## INPUT FOR THIS TASK
..............................

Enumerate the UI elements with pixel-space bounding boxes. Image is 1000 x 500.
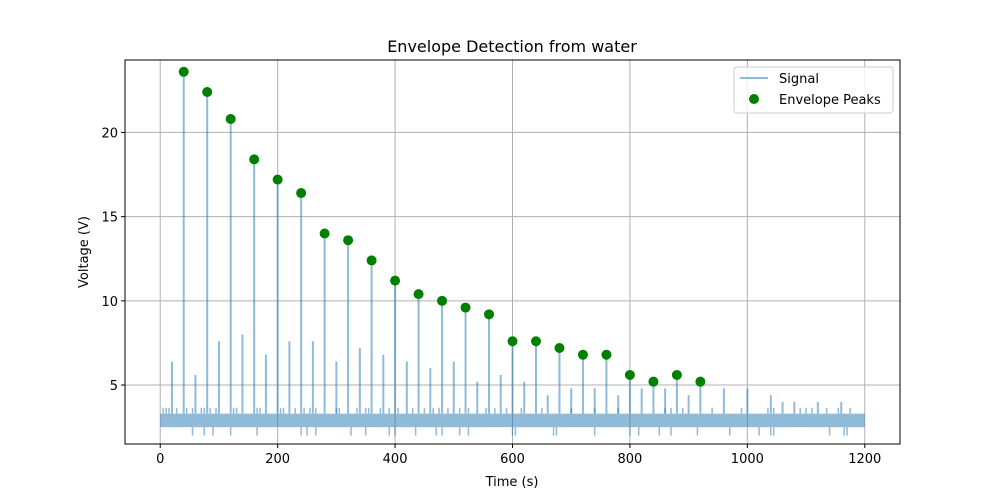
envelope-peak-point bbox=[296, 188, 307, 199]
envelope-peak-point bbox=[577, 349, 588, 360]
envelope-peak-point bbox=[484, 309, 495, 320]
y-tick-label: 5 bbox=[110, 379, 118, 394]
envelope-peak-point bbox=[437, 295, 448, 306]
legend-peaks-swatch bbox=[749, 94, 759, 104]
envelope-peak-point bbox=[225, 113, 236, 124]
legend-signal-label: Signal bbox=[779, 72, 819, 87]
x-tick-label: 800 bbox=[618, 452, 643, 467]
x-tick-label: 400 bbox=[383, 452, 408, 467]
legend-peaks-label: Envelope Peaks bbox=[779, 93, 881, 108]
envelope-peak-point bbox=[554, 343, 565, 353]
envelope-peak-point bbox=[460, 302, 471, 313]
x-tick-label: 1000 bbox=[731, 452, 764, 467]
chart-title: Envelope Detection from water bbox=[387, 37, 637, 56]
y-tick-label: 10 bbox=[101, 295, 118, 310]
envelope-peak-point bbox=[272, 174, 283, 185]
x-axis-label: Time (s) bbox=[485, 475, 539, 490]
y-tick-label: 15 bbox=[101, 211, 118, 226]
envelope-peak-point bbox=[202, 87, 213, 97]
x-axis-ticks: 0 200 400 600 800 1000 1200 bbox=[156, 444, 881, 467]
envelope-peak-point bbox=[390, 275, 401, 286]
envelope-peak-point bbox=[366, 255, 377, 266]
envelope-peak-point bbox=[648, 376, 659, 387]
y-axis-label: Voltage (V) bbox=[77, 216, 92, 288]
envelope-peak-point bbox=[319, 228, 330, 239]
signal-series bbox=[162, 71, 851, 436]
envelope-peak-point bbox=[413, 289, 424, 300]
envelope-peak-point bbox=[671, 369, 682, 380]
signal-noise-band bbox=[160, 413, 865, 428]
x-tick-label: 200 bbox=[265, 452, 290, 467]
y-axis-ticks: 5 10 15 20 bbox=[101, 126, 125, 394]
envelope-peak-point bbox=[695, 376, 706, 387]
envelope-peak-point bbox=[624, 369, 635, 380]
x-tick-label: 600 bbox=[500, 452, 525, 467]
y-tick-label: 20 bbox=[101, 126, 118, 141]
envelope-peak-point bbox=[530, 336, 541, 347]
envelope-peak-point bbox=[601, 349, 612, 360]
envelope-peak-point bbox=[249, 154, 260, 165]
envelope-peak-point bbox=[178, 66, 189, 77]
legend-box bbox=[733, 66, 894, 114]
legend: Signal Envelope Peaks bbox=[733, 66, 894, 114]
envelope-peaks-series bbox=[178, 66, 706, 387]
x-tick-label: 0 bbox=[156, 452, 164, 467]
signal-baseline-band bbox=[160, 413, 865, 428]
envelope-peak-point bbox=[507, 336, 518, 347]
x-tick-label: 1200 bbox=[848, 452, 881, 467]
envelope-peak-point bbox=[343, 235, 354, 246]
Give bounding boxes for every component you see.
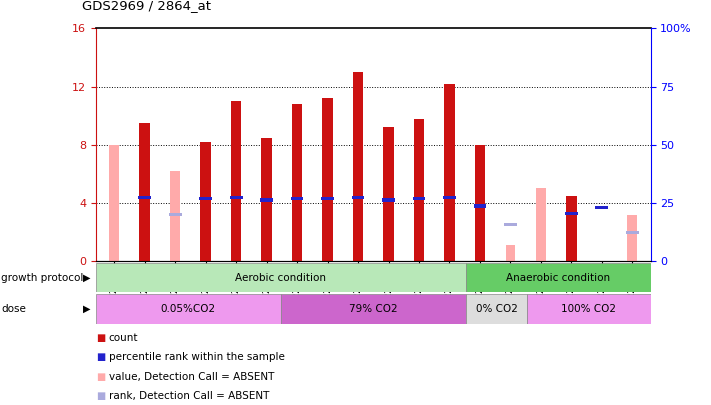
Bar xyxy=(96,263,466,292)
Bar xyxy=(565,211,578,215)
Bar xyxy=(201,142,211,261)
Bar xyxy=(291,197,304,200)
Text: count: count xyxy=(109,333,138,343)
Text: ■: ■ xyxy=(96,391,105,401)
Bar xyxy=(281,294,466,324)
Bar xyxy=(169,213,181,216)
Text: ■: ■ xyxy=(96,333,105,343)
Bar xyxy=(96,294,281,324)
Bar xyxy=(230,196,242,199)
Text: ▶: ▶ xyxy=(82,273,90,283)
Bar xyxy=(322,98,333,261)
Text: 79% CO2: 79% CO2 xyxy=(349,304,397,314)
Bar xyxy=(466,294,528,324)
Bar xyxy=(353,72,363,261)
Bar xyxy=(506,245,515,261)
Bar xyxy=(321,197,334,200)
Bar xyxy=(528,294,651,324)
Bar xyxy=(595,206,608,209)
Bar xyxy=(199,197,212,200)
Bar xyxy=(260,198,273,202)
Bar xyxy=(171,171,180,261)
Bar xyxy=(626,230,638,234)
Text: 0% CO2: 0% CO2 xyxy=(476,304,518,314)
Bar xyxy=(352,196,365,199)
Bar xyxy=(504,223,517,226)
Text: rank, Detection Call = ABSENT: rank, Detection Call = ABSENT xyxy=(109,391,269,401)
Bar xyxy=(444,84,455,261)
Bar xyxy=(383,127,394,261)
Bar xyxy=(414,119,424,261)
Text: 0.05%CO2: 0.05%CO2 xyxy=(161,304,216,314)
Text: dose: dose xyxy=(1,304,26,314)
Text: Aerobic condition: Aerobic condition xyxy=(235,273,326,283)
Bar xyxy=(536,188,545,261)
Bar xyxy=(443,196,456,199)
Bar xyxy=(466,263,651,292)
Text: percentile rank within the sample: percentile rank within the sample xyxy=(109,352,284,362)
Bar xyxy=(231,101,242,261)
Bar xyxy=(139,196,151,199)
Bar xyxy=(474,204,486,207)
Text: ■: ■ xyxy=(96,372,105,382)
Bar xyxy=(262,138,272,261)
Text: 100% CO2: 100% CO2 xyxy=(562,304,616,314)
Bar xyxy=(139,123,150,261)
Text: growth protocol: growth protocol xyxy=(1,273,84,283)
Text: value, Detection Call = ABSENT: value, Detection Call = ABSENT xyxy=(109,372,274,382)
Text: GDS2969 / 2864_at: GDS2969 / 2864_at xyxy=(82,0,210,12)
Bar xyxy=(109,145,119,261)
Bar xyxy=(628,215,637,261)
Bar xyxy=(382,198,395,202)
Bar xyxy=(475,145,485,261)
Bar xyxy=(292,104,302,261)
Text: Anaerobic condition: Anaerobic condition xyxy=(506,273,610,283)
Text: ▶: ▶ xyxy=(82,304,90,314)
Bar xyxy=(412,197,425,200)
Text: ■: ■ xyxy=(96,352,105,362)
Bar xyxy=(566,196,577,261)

..............................

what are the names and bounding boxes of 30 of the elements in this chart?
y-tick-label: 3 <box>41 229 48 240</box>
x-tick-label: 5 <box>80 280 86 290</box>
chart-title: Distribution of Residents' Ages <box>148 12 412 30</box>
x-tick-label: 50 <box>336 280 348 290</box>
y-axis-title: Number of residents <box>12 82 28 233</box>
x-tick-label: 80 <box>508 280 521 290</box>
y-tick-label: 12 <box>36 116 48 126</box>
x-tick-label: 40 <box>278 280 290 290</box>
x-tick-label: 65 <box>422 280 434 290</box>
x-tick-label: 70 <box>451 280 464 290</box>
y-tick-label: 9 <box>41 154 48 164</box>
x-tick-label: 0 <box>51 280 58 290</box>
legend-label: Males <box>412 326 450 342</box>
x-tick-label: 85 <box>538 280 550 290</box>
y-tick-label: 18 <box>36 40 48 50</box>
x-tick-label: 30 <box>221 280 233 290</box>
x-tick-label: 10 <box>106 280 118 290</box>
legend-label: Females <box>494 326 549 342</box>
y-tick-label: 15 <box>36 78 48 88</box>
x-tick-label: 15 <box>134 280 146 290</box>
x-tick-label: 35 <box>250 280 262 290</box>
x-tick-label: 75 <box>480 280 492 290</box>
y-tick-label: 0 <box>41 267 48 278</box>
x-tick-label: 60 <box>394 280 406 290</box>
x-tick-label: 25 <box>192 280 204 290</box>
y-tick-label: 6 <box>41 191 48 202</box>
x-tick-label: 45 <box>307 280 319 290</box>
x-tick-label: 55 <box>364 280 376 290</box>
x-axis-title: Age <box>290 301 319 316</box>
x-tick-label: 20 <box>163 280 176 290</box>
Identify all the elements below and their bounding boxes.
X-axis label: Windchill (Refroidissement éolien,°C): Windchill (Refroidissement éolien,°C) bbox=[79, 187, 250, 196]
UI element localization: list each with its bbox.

..............................

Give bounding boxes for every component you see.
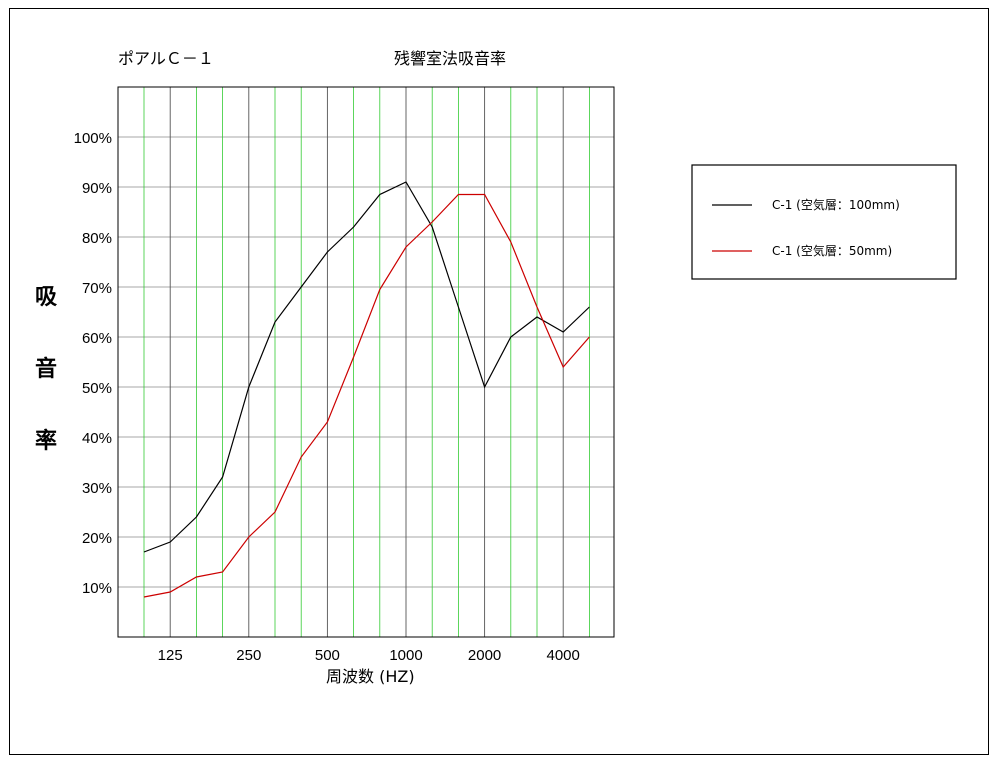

..............................

Could you rewrite only the part of the entries above that opens with the line containing "Enumerate the UI" and closes with the line containing "x-tick-label: 1200 bbox=[848, 452, 881, 467]", both included, as a numbered list with any blank lines dropped and the pictures left out?

## ANSWER TO THIS PROBLEM
1. Enumerate the UI elements with pixel-space bounding boxes. Image is 1000 x 500.
2. envelope-peak-point bbox=[296, 188, 307, 199]
3. envelope-peak-point bbox=[577, 349, 588, 360]
4. envelope-peak-point bbox=[484, 309, 495, 320]
5. y-tick-label: 5 bbox=[110, 379, 118, 394]
6. envelope-peak-point bbox=[437, 295, 448, 306]
7. legend-peaks-swatch bbox=[749, 94, 759, 104]
8. envelope-peak-point bbox=[225, 113, 236, 124]
9. legend-signal-label: Signal bbox=[779, 72, 819, 87]
10. x-tick-label: 800 bbox=[618, 452, 643, 467]
11. x-tick-label: 400 bbox=[383, 452, 408, 467]
12. legend-peaks-label: Envelope Peaks bbox=[779, 93, 881, 108]
13. envelope-peak-point bbox=[554, 343, 565, 353]
14. envelope-peak-point bbox=[460, 302, 471, 313]
15. x-tick-label: 1000 bbox=[731, 452, 764, 467]
16. chart-title: Envelope Detection from water bbox=[387, 37, 637, 56]
17. y-tick-label: 10 bbox=[101, 295, 118, 310]
18. envelope-peak-point bbox=[272, 174, 283, 185]
19. x-axis-label: Time (s) bbox=[485, 475, 539, 490]
20. y-tick-label: 15 bbox=[101, 211, 118, 226]
21. envelope-peak-point bbox=[202, 87, 213, 97]
22. x-axis-ticks: 0 200 400 600 800 1000 1200 bbox=[156, 444, 881, 467]
23. envelope-peak-point bbox=[390, 275, 401, 286]
24. envelope-peak-point bbox=[366, 255, 377, 266]
25. envelope-peak-point bbox=[648, 376, 659, 387]
26. y-axis-label: Voltage (V) bbox=[77, 216, 92, 288]
27. envelope-peak-point bbox=[319, 228, 330, 239]
28. signal-series bbox=[162, 71, 851, 436]
29. envelope-peak-point bbox=[413, 289, 424, 300]
30. envelope-peak-point bbox=[671, 369, 682, 380]
31. signal-noise-band bbox=[160, 413, 865, 428]
32. x-tick-label: 200 bbox=[265, 452, 290, 467]
33. y-axis-ticks: 5 10 15 20 bbox=[101, 126, 125, 394]
34. envelope-peak-point bbox=[695, 376, 706, 387]
35. envelope-peak-point bbox=[624, 369, 635, 380]
36. x-tick-label: 600 bbox=[500, 452, 525, 467]
37. y-tick-label: 20 bbox=[101, 126, 118, 141]
38. envelope-peak-point bbox=[530, 336, 541, 347]
39. envelope-peak-point bbox=[601, 349, 612, 360]
40. envelope-peak-point bbox=[249, 154, 260, 165]
41. envelope-peak-point bbox=[178, 66, 189, 77]
42. legend-box bbox=[733, 66, 894, 114]
43. legend: Signal Envelope Peaks bbox=[733, 66, 894, 114]
44. envelope-peaks-series bbox=[178, 66, 706, 387]
45. x-tick-label: 0 bbox=[156, 452, 164, 467]
46. signal-baseline-band bbox=[160, 413, 865, 428]
47. envelope-peak-point bbox=[507, 336, 518, 347]
48. x-tick-label: 1200 bbox=[848, 452, 881, 467]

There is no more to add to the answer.